* Start Dataset records *

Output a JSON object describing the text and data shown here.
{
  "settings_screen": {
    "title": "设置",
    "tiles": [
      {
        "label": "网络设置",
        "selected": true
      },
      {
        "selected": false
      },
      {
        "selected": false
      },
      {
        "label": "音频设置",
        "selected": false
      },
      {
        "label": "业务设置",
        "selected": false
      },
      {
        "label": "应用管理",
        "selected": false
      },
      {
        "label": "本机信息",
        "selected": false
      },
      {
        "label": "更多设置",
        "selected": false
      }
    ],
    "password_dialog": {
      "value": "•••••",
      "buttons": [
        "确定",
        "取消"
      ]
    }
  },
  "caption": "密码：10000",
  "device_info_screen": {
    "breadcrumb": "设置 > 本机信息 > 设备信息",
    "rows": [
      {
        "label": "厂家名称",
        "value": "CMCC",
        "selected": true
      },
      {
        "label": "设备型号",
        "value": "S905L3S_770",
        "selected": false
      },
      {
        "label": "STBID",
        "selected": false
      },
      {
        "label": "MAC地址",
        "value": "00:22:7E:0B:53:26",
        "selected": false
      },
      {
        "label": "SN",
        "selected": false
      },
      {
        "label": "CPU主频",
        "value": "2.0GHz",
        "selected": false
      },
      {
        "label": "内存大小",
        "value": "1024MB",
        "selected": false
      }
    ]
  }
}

* End Dataset records *

Written problem
Repeat the material above exactly.

The solution
Output a JSON object describing the text and data shown here.
{
  "settings_screen": {
    "title": "设置",
    "tiles": [
      {
        "label": "网络设置",
        "selected": true
      },
      {
        "selected": false
      },
      {
        "selected": false
      },
      {
        "label": "音频设置",
        "selected": false
      },
      {
        "label": "业务设置",
        "selected": false
      },
      {
        "label": "应用管理",
        "selected": false
      },
      {
        "label": "本机信息",
        "selected": false
      },
      {
        "label": "更多设置",
        "selected": false
      }
    ],
    "password_dialog": {
      "value": "•••••",
      "buttons": [
        "确定",
        "取消"
      ]
    }
  },
  "caption": "密码：10000",
  "device_info_screen": {
    "breadcrumb": "设置 > 本机信息 > 设备信息",
    "rows": [
      {
        "label": "厂家名称",
        "value": "CMCC",
        "selected": true
      },
      {
        "label": "设备型号",
        "value": "S905L3S_770",
        "selected": false
      },
      {
        "label": "STBID",
        "selected": false
      },
      {
        "label": "MAC地址",
        "value": "00:22:7E:0B:53:26",
        "selected": false
      },
      {
        "label": "SN",
        "selected": false
      },
      {
        "label": "CPU主频",
        "value": "2.0GHz",
        "selected": false
      },
      {
        "label": "内存大小",
        "value": "1024MB",
        "selected": false
      }
    ]
  }
}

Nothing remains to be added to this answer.